>>>

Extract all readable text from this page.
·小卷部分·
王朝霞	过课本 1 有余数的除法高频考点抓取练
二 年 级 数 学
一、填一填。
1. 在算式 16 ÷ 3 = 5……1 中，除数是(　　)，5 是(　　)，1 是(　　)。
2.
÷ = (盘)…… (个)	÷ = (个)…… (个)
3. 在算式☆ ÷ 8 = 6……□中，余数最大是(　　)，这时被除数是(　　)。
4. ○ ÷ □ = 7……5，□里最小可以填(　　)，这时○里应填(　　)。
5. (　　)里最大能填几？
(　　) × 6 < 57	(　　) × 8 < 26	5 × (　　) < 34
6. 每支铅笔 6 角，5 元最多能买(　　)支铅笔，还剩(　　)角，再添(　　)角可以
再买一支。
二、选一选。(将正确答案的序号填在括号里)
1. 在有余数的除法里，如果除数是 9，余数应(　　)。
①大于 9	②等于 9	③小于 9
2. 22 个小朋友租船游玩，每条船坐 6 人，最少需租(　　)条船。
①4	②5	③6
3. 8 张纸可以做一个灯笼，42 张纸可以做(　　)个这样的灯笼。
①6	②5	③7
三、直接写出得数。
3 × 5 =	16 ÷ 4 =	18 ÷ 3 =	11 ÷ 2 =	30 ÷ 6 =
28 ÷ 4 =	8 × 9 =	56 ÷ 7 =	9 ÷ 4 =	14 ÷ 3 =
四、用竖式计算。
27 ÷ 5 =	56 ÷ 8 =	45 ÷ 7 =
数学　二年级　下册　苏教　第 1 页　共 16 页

<<<

→ DIRECTIONS
Transcribe the whole listing exactly.

→ COMPLETED TASK
Extract all readable text from this page.
·小卷部分·
王朝霞	过课本 1 有余数的除法高频考点抓取练
二 年 级 数 学
一、填一填。
1. 在算式 16 ÷ 3 = 5……1 中，除数是(　　)，5 是(　　)，1 是(　　)。
2.
÷ = (盘)…… (个)	÷ = (个)…… (个)
3. 在算式☆ ÷ 8 = 6……□中，余数最大是(　　)，这时被除数是(　　)。
4. ○ ÷ □ = 7……5，□里最小可以填(　　)，这时○里应填(　　)。
5. (　　)里最大能填几？
(　　) × 6 < 57	(　　) × 8 < 26	5 × (　　) < 34
6. 每支铅笔 6 角，5 元最多能买(　　)支铅笔，还剩(　　)角，再添(　　)角可以
再买一支。
二、选一选。(将正确答案的序号填在括号里)
1. 在有余数的除法里，如果除数是 9，余数应(　　)。
①大于 9	②等于 9	③小于 9
2. 22 个小朋友租船游玩，每条船坐 6 人，最少需租(　　)条船。
①4	②5	③6
3. 8 张纸可以做一个灯笼，42 张纸可以做(　　)个这样的灯笼。
①6	②5	③7
三、直接写出得数。
3 × 5 =	16 ÷ 4 =	18 ÷ 3 =	11 ÷ 2 =	30 ÷ 6 =
28 ÷ 4 =	8 × 9 =	56 ÷ 7 =	9 ÷ 4 =	14 ÷ 3 =
四、用竖式计算。
27 ÷ 5 =	56 ÷ 8 =	45 ÷ 7 =
数学　二年级　下册　苏教　第 1 页　共 16 页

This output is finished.